In an effort to encourage condominium development and expand homeownership opportunities, Washington recently enacted HB 2304. The legislation seeks to reduce liability-related barriers that increase the cost and risk of condominium development. Specifically, HB 2304 expands the types of condominium projects eligible to use the 2-10 warranty framework instead of the implied warranties otherwise required under Washington law.
Why the Reform?
HB 2304 builds on Washington's earlier efforts to reform condominium liability laws. In 2025, the Legislature enacted HB 1403, which first allowed certain condominium developers to use the 2-10 warranty framework as an alternative to the implied warranties otherwise required under the Washington Uniform Common Interest Ownership Act (WUCIOA). However, that option was available only for a limited category of smaller condominium projects—generally those containing 12 or fewer units and meeting certain height restrictions. HB 2304 expands eligibility by making the alternative warranty option available to additional four-story condominium projects that meet the statutory requirements.

TASK REQUIREMENTS
a: Answer these questions from the text on Washington's condominium law:
(i) Which framework does HB 2304 let more condominium projects use in place of implied warranties?
(ii) In what year did the Legislature enact HB 1403?
(iii) Under HB 1403, how many units could an eligible project generally contain?
b: Rewrite everything from "In an effort" down to "Why the Reform?" in the text on Washington's condominium law, replacing "HB 2304" with "House Bill 2304".
c: Carry the text on Washington's condominium warranty reform forward from its last sentence.

DATA EXCERPTS
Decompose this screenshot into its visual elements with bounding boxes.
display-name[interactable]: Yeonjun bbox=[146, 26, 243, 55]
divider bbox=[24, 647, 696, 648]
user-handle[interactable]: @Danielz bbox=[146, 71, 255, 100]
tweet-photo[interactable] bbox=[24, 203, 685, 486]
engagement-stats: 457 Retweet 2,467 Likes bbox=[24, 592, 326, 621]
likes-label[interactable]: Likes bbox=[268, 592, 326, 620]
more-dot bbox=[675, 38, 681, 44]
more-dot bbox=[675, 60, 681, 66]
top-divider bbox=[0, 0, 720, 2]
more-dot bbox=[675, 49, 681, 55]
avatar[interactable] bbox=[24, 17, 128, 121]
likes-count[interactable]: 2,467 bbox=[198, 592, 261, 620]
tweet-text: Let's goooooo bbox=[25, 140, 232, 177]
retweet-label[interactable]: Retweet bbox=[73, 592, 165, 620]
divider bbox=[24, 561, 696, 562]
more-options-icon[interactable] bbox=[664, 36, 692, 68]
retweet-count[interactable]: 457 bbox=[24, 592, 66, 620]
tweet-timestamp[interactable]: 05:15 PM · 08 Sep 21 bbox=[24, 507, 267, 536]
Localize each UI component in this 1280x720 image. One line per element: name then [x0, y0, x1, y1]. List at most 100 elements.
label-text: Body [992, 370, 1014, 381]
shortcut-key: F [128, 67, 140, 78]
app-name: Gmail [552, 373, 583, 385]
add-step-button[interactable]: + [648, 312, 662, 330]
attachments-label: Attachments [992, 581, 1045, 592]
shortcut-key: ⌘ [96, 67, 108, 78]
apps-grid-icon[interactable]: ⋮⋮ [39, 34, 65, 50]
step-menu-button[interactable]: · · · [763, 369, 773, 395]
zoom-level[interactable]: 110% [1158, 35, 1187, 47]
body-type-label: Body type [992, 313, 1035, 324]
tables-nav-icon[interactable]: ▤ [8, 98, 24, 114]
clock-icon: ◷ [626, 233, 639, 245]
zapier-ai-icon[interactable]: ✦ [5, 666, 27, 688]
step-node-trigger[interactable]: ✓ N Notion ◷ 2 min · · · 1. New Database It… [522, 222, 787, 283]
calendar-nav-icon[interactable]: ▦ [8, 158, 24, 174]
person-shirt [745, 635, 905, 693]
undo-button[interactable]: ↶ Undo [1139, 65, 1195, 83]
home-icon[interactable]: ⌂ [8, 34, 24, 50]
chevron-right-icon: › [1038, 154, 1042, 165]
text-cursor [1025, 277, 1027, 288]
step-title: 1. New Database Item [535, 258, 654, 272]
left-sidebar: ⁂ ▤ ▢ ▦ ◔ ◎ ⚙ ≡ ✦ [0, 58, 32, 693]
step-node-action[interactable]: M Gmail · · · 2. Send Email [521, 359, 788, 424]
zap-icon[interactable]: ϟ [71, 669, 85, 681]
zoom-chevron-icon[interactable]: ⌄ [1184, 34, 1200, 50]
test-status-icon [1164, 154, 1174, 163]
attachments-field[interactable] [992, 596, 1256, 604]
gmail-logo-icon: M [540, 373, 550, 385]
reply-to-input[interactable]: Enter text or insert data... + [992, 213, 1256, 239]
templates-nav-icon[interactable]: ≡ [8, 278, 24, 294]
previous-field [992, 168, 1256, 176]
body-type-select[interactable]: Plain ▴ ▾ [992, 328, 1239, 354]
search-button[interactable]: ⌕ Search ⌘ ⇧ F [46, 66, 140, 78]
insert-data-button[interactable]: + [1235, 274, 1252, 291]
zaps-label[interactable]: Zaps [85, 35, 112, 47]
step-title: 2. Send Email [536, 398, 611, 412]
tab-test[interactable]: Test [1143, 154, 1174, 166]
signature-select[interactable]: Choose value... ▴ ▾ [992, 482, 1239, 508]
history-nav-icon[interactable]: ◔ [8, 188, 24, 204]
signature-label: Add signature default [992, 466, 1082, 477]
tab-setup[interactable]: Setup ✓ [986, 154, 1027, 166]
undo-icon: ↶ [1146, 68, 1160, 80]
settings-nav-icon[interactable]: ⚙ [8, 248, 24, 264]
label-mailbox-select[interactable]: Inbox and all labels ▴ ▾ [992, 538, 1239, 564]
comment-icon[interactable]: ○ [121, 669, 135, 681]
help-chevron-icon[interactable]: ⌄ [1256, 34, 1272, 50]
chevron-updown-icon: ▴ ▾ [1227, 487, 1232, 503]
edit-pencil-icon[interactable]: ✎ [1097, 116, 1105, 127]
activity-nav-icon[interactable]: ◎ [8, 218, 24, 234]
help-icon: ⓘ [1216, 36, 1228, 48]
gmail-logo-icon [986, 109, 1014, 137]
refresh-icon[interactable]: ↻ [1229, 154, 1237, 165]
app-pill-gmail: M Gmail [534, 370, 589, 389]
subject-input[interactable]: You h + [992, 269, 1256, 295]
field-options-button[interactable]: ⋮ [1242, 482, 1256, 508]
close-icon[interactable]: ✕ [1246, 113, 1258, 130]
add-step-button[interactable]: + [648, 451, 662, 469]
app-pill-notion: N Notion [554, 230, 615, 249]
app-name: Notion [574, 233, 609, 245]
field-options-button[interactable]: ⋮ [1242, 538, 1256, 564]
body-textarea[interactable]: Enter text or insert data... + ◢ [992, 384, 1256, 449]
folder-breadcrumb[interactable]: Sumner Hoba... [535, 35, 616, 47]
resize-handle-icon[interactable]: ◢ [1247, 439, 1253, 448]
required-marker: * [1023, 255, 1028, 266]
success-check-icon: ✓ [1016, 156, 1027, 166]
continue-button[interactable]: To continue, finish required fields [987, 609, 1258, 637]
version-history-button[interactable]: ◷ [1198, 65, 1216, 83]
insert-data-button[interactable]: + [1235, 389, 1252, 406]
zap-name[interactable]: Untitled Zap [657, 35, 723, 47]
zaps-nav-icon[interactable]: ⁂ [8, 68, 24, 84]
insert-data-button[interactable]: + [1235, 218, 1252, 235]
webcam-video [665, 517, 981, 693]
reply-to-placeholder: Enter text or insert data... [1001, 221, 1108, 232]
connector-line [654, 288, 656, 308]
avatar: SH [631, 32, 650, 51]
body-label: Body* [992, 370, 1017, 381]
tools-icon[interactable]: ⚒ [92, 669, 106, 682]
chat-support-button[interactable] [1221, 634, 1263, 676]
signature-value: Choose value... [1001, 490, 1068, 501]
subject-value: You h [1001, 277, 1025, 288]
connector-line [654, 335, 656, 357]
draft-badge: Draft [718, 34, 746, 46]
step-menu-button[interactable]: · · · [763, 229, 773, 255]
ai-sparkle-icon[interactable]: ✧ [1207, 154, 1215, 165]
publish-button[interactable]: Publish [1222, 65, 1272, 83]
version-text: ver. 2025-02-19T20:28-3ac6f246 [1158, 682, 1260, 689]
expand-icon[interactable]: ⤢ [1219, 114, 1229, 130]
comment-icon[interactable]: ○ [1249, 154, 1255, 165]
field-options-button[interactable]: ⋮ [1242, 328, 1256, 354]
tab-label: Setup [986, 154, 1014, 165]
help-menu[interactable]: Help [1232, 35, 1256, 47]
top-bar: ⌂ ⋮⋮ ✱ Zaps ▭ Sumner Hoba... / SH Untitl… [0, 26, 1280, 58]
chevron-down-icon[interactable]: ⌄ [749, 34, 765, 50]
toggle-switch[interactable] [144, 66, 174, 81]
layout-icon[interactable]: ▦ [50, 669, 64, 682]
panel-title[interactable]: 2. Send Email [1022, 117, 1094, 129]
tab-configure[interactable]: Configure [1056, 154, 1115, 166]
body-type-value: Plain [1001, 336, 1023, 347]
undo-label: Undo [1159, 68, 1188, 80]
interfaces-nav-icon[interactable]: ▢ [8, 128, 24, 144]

PER-TASK OUTPUTS
a:
(i) The 2-10 warranty framework.
(ii) 2025.
(iii) 12 or fewer units.

b:
In an effort to encourage condominium development and expand homeownership opportunities, Washington recently enacted House Bill 2304. The legislation seeks to reduce liability-related barriers that increase the cost and risk of condominium development. Specifically, House Bill 2304 expands the types of condominium projects eligible to use the 2-10 warranty framework instead of the implied warranties otherwise required under Washington law.
Why the Reform?

c:
WUCIOA, codified in Chapter 64.90 RCW, establishes the statutory framework governing Washington common interest communities, including the implied warranties applicable to newly created condominium projects. These recent reforms respond to longstanding concerns that uncertainty surrounding those implied warranties, litigation exposure, and insurance costs has discouraged condominium development. As a result, many developers have favored apartment projects over condominiums, despite continued demand for entry-level homeownership opportunities.
Building on HB 1403
By expanding the availability of the 2-10 warranty framework to include additional qualifying four-story condominium projects, the Legislature hopes to encourage additional condominium development while maintaining meaningful consumer protections.
Unlike the implied warranties established under WUCIOA, the 2-10 warranty is an express warranty backed by warranty insurance, providing defined coverage for qualifying projects. Although purchasers continue to have legal remedies when appropriate, the alternative warranty framework may provide developers with greater certainty regarding warranty obligations and insurance coverage.
Expanding eligibility to four-story buildings may create new opportunities for smaller condominium developments. Allowing these projects to utilize the 2-10 warranty framework may make them more attractive to developers considering for-sale condominium projects.

What Does This Mean for Developers?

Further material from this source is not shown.